» **DATA SUPPLIED**
◇ ◇ ◇

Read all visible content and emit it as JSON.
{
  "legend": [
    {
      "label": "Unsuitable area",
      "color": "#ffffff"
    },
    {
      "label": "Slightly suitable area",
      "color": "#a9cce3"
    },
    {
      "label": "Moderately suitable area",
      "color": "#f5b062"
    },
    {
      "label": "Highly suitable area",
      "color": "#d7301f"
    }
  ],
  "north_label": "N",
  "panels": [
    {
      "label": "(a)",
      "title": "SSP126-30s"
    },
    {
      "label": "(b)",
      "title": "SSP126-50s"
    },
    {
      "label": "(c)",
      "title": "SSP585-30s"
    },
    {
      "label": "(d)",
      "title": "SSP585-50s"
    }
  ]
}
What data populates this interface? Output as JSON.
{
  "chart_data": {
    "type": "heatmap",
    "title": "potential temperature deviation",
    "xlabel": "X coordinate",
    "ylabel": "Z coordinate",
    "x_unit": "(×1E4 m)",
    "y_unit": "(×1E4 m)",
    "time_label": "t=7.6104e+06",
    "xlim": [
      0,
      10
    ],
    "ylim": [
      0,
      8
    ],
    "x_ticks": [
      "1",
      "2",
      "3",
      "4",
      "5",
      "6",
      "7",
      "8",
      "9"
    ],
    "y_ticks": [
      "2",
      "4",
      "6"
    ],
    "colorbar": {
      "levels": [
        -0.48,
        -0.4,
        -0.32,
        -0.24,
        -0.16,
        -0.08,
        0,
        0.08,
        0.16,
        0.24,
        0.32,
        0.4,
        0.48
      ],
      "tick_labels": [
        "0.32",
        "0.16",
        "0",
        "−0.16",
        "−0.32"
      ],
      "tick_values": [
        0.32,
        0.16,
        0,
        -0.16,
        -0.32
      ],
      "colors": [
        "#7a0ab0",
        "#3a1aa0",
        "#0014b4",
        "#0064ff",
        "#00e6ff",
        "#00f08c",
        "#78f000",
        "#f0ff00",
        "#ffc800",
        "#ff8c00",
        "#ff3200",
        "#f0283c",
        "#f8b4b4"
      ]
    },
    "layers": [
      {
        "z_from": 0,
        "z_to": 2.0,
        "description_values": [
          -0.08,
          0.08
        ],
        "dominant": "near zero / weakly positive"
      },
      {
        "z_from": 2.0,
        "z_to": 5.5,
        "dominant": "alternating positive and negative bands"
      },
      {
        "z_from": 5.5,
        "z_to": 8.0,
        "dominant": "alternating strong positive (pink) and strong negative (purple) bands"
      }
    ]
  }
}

◇ ◇ ◇

» **STATED EXERCISE**
Search the entries for the word "positive" and gather every line where it appears.

» **WRITTEN REPLY**
        "dominant": "near zero / weakly positive"
        "dominant": "alternating positive and negative bands"
        "dominant": "alternating strong positive (pink) and strong negative (purple) bands"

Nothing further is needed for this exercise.